<<<<

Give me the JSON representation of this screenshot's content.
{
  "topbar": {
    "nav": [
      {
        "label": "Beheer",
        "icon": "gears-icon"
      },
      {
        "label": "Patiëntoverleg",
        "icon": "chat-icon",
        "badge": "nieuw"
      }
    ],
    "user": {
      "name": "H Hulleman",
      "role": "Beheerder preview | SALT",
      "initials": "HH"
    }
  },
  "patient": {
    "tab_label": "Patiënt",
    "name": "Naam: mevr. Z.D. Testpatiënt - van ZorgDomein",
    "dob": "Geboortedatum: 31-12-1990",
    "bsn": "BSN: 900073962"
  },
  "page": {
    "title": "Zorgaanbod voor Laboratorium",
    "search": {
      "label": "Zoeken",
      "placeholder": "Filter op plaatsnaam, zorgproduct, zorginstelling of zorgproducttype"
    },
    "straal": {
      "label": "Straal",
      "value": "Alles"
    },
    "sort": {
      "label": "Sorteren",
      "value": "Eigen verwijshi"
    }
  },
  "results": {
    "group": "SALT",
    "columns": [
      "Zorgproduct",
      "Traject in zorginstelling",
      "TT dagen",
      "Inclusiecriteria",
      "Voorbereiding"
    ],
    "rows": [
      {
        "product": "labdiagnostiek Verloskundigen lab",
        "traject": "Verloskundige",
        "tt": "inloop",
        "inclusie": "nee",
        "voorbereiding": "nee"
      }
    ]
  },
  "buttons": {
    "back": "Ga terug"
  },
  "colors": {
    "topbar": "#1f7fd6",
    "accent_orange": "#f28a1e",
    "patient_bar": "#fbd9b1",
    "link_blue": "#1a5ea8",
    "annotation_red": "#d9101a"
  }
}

>>>>

## Task objective:
Which lines hold the word "name"? Show each one.

## The completed task:
      "name": "H Hulleman",
    "name": "Naam: mevr. Z.D. Testpatiënt - van ZorgDomein",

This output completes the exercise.